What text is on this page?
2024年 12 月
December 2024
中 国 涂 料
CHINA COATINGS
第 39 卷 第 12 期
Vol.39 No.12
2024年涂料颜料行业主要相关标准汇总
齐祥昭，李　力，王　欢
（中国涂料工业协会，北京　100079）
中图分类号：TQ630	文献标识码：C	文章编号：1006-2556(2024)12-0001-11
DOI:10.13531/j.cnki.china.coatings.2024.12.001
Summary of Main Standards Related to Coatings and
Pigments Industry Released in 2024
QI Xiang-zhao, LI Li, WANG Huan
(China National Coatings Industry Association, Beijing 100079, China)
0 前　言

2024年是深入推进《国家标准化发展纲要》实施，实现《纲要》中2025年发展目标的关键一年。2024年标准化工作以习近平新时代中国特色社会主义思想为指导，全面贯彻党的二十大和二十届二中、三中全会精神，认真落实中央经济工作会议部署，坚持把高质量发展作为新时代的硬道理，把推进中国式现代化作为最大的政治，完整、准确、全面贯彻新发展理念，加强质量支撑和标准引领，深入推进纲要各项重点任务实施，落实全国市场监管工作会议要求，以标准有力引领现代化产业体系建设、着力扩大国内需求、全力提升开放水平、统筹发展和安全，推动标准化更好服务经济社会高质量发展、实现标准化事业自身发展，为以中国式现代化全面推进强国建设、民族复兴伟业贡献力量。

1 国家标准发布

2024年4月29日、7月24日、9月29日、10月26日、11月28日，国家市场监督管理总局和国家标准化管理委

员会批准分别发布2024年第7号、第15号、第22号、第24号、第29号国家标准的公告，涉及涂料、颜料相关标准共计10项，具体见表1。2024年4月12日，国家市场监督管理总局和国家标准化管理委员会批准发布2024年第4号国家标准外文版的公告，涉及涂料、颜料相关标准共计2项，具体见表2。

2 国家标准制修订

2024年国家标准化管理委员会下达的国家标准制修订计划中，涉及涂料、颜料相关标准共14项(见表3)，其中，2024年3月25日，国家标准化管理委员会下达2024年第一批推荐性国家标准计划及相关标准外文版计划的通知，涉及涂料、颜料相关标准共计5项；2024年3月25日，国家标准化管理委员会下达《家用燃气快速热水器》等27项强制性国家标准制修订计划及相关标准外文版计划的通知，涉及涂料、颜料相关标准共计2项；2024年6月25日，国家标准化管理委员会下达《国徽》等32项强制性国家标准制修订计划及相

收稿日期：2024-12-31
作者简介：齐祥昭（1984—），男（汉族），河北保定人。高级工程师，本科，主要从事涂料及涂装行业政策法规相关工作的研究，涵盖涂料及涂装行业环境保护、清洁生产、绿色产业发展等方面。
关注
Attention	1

==================================================

TASK TO COMPLETE:
Copy, from the material, each line that holds the string "涉及涂料".

FINISHED TASK:
员会批准分别发布2024年第7号、第15号、第22号、第24号、第29号国家标准的公告，涉及涂料、颜料相关标准共计10项，具体见表1。2024年4月12日，国家市场监督管理总局和国家标准化管理委员会批准发布2024年第4号国家标准外文版的公告，涉及涂料、颜料相关标准共计2项，具体见表2。
2024年国家标准化管理委员会下达的国家标准制修订计划中，涉及涂料、颜料相关标准共14项(见表3)，其中，2024年3月25日，国家标准化管理委员会下达2024年第一批推荐性国家标准计划及相关标准外文版计划的通知，涉及涂料、颜料相关标准共计5项；2024年3月25日，国家标准化管理委员会下达《家用燃气快速热水器》等27项强制性国家标准制修订计划及相关标准外文版计划的通知，涉及涂料、颜料相关标准共计2项；2024年6月25日，国家标准化管理委员会下达《国徽》等32项强制性国家标准制修订计划及相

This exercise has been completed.